▶ Extracted records:
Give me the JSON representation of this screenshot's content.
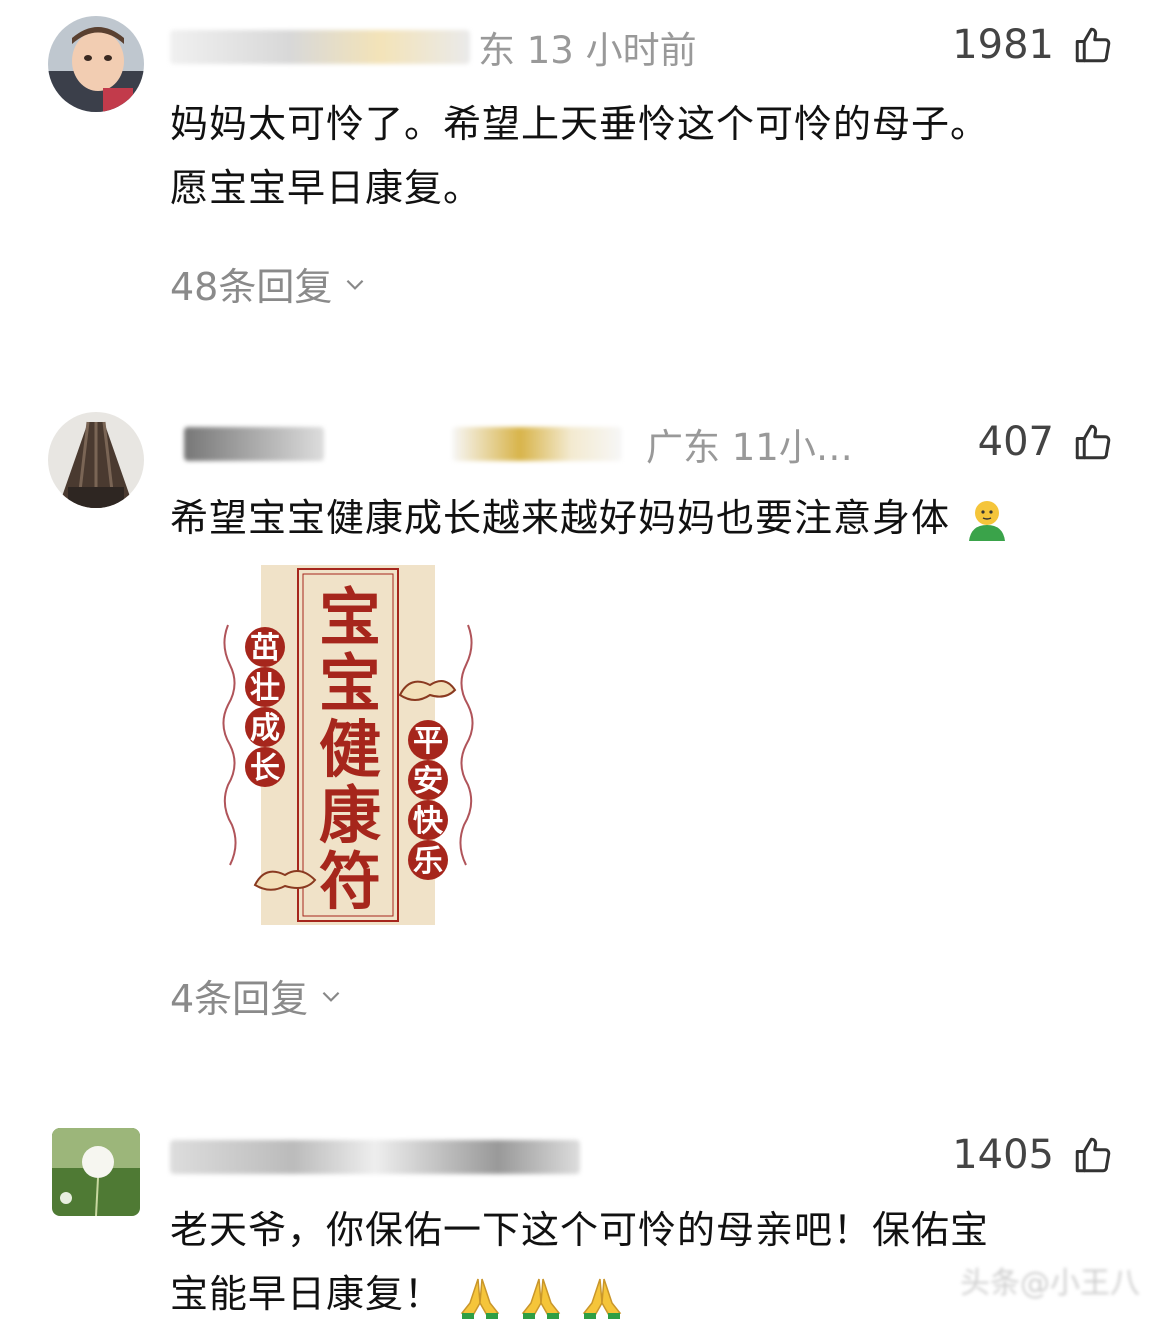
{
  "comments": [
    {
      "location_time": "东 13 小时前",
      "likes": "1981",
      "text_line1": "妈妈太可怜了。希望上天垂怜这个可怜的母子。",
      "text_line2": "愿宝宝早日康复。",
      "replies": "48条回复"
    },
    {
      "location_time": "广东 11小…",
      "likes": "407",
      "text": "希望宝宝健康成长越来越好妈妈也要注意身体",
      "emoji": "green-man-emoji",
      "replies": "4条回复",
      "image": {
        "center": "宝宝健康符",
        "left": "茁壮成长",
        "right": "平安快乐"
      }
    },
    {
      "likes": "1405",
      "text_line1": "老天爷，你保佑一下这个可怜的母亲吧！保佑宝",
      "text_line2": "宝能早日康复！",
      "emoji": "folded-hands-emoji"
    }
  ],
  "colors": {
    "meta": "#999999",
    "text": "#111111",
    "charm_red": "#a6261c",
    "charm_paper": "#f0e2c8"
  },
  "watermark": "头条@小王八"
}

▶ Task to complete:
Reproduce each entry precisely. Leave the pictures out.

▶ Solution for this problem:
Give me the JSON representation of this screenshot's content.
{
  "comments": [
    {
      "location_time": "东 13 小时前",
      "likes": "1981",
      "text_line1": "妈妈太可怜了。希望上天垂怜这个可怜的母子。",
      "text_line2": "愿宝宝早日康复。",
      "replies": "48条回复"
    },
    {
      "location_time": "广东 11小…",
      "likes": "407",
      "text": "希望宝宝健康成长越来越好妈妈也要注意身体",
      "emoji": "green-man-emoji",
      "replies": "4条回复",
      "image": {
        "center": "宝宝健康符",
        "left": "茁壮成长",
        "right": "平安快乐"
      }
    },
    {
      "likes": "1405",
      "text_line1": "老天爷，你保佑一下这个可怜的母亲吧！保佑宝",
      "text_line2": "宝能早日康复！",
      "emoji": "folded-hands-emoji"
    }
  ],
  "colors": {
    "meta": "#999999",
    "text": "#111111",
    "charm_red": "#a6261c",
    "charm_paper": "#f0e2c8"
  },
  "watermark": "头条@小王八"
}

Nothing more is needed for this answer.